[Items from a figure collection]
- - -

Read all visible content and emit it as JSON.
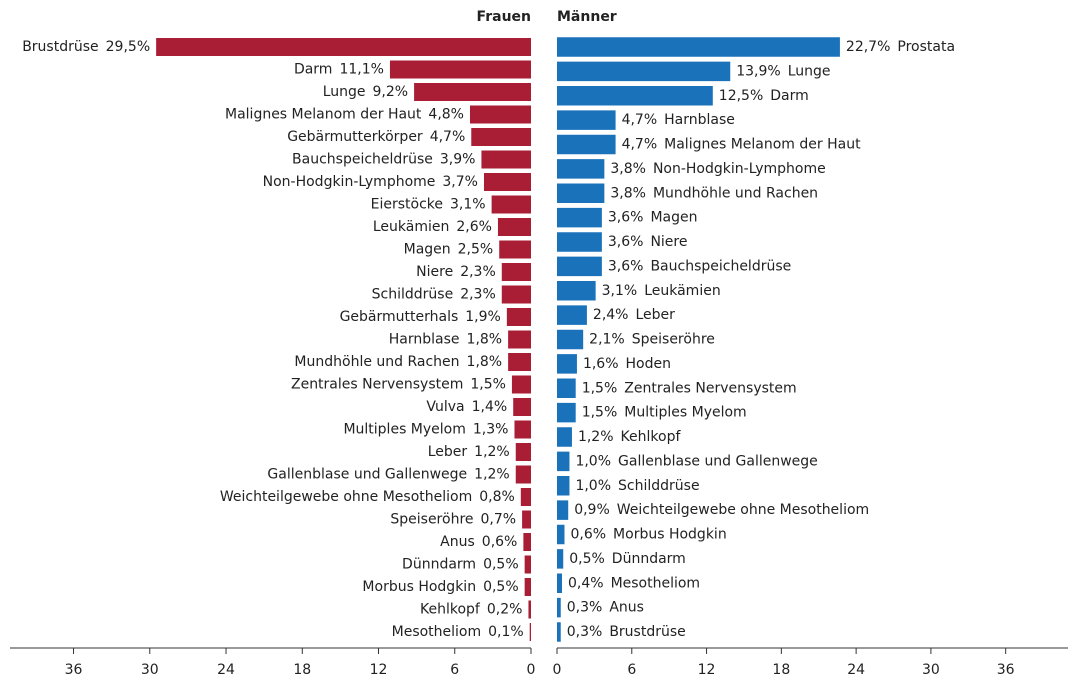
{
  "chart_data": [
    {
      "type": "bar",
      "orientation": "horizontal",
      "title": "Frauen",
      "color": "#a91d35",
      "x_reversed": true,
      "categories": [
        "Brustdrüse",
        "Darm",
        "Lunge",
        "Malignes Melanom der Haut",
        "Gebärmutterkörper",
        "Bauchspeicheldrüse",
        "Non-Hodgkin-Lymphome",
        "Eierstöcke",
        "Leukämien",
        "Magen",
        "Niere",
        "Schilddrüse",
        "Gebärmutterhals",
        "Harnblase",
        "Mundhöhle und Rachen",
        "Zentrales Nervensystem",
        "Vulva",
        "Multiples Myelom",
        "Leber",
        "Gallenblase und Gallenwege",
        "Weichteilgewebe ohne Mesotheliom",
        "Speiseröhre",
        "Anus",
        "Dünndarm",
        "Morbus Hodgkin",
        "Kehlkopf",
        "Mesotheliom"
      ],
      "values": [
        29.5,
        11.1,
        9.2,
        4.8,
        4.7,
        3.9,
        3.7,
        3.1,
        2.6,
        2.5,
        2.3,
        2.3,
        1.9,
        1.8,
        1.8,
        1.5,
        1.4,
        1.3,
        1.2,
        1.2,
        0.8,
        0.7,
        0.6,
        0.5,
        0.5,
        0.2,
        0.1
      ],
      "value_labels": [
        "29,5%",
        "11,1%",
        "9,2%",
        "4,8%",
        "4,7%",
        "3,9%",
        "3,7%",
        "3,1%",
        "2,6%",
        "2,5%",
        "2,3%",
        "2,3%",
        "1,9%",
        "1,8%",
        "1,8%",
        "1,5%",
        "1,4%",
        "1,3%",
        "1,2%",
        "1,2%",
        "0,8%",
        "0,7%",
        "0,6%",
        "0,5%",
        "0,5%",
        "0,2%",
        "0,1%"
      ],
      "xlim": [
        0,
        41
      ],
      "xticks": [
        0,
        6,
        12,
        18,
        24,
        30,
        36
      ]
    },
    {
      "type": "bar",
      "orientation": "horizontal",
      "title": "Männer",
      "color": "#1a72bb",
      "x_reversed": false,
      "categories": [
        "Prostata",
        "Lunge",
        "Darm",
        "Harnblase",
        "Malignes Melanom der Haut",
        "Non-Hodgkin-Lymphome",
        "Mundhöhle und Rachen",
        "Magen",
        "Niere",
        "Bauchspeicheldrüse",
        "Leukämien",
        "Leber",
        "Speiseröhre",
        "Hoden",
        "Zentrales Nervensystem",
        "Multiples Myelom",
        "Kehlkopf",
        "Gallenblase und Gallenwege",
        "Schilddrüse",
        "Weichteilgewebe ohne Mesotheliom",
        "Morbus Hodgkin",
        "Dünndarm",
        "Mesotheliom",
        "Anus",
        "Brustdrüse"
      ],
      "values": [
        22.7,
        13.9,
        12.5,
        4.7,
        4.7,
        3.8,
        3.8,
        3.6,
        3.6,
        3.6,
        3.1,
        2.4,
        2.1,
        1.6,
        1.5,
        1.5,
        1.2,
        1.0,
        1.0,
        0.9,
        0.6,
        0.5,
        0.4,
        0.3,
        0.3
      ],
      "value_labels": [
        "22,7%",
        "13,9%",
        "12,5%",
        "4,7%",
        "4,7%",
        "3,8%",
        "3,8%",
        "3,6%",
        "3,6%",
        "3,6%",
        "3,1%",
        "2,4%",
        "2,1%",
        "1,6%",
        "1,5%",
        "1,5%",
        "1,2%",
        "1,0%",
        "1,0%",
        "0,9%",
        "0,6%",
        "0,5%",
        "0,4%",
        "0,3%",
        "0,3%"
      ],
      "xlim": [
        0,
        41
      ],
      "xticks": [
        0,
        6,
        12,
        18,
        24,
        30,
        36
      ]
    }
  ]
}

- - -

* Challenge *
Leave the pictures out and print the records above exactly as they stand.

* Task solution *
Read all visible content and emit it as JSON.
{
  "chart_data": [
    {
      "type": "bar",
      "orientation": "horizontal",
      "title": "Frauen",
      "color": "#a91d35",
      "x_reversed": true,
      "categories": [
        "Brustdrüse",
        "Darm",
        "Lunge",
        "Malignes Melanom der Haut",
        "Gebärmutterkörper",
        "Bauchspeicheldrüse",
        "Non-Hodgkin-Lymphome",
        "Eierstöcke",
        "Leukämien",
        "Magen",
        "Niere",
        "Schilddrüse",
        "Gebärmutterhals",
        "Harnblase",
        "Mundhöhle und Rachen",
        "Zentrales Nervensystem",
        "Vulva",
        "Multiples Myelom",
        "Leber",
        "Gallenblase und Gallenwege",
        "Weichteilgewebe ohne Mesotheliom",
        "Speiseröhre",
        "Anus",
        "Dünndarm",
        "Morbus Hodgkin",
        "Kehlkopf",
        "Mesotheliom"
      ],
      "values": [
        29.5,
        11.1,
        9.2,
        4.8,
        4.7,
        3.9,
        3.7,
        3.1,
        2.6,
        2.5,
        2.3,
        2.3,
        1.9,
        1.8,
        1.8,
        1.5,
        1.4,
        1.3,
        1.2,
        1.2,
        0.8,
        0.7,
        0.6,
        0.5,
        0.5,
        0.2,
        0.1
      ],
      "value_labels": [
        "29,5%",
        "11,1%",
        "9,2%",
        "4,8%",
        "4,7%",
        "3,9%",
        "3,7%",
        "3,1%",
        "2,6%",
        "2,5%",
        "2,3%",
        "2,3%",
        "1,9%",
        "1,8%",
        "1,8%",
        "1,5%",
        "1,4%",
        "1,3%",
        "1,2%",
        "1,2%",
        "0,8%",
        "0,7%",
        "0,6%",
        "0,5%",
        "0,5%",
        "0,2%",
        "0,1%"
      ],
      "xlim": [
        0,
        41
      ],
      "xticks": [
        0,
        6,
        12,
        18,
        24,
        30,
        36
      ]
    },
    {
      "type": "bar",
      "orientation": "horizontal",
      "title": "Männer",
      "color": "#1a72bb",
      "x_reversed": false,
      "categories": [
        "Prostata",
        "Lunge",
        "Darm",
        "Harnblase",
        "Malignes Melanom der Haut",
        "Non-Hodgkin-Lymphome",
        "Mundhöhle und Rachen",
        "Magen",
        "Niere",
        "Bauchspeicheldrüse",
        "Leukämien",
        "Leber",
        "Speiseröhre",
        "Hoden",
        "Zentrales Nervensystem",
        "Multiples Myelom",
        "Kehlkopf",
        "Gallenblase und Gallenwege",
        "Schilddrüse",
        "Weichteilgewebe ohne Mesotheliom",
        "Morbus Hodgkin",
        "Dünndarm",
        "Mesotheliom",
        "Anus",
        "Brustdrüse"
      ],
      "values": [
        22.7,
        13.9,
        12.5,
        4.7,
        4.7,
        3.8,
        3.8,
        3.6,
        3.6,
        3.6,
        3.1,
        2.4,
        2.1,
        1.6,
        1.5,
        1.5,
        1.2,
        1.0,
        1.0,
        0.9,
        0.6,
        0.5,
        0.4,
        0.3,
        0.3
      ],
      "value_labels": [
        "22,7%",
        "13,9%",
        "12,5%",
        "4,7%",
        "4,7%",
        "3,8%",
        "3,8%",
        "3,6%",
        "3,6%",
        "3,6%",
        "3,1%",
        "2,4%",
        "2,1%",
        "1,6%",
        "1,5%",
        "1,5%",
        "1,2%",
        "1,0%",
        "1,0%",
        "0,9%",
        "0,6%",
        "0,5%",
        "0,4%",
        "0,3%",
        "0,3%"
      ],
      "xlim": [
        0,
        41
      ],
      "xticks": [
        0,
        6,
        12,
        18,
        24,
        30,
        36
      ]
    }
  ]
}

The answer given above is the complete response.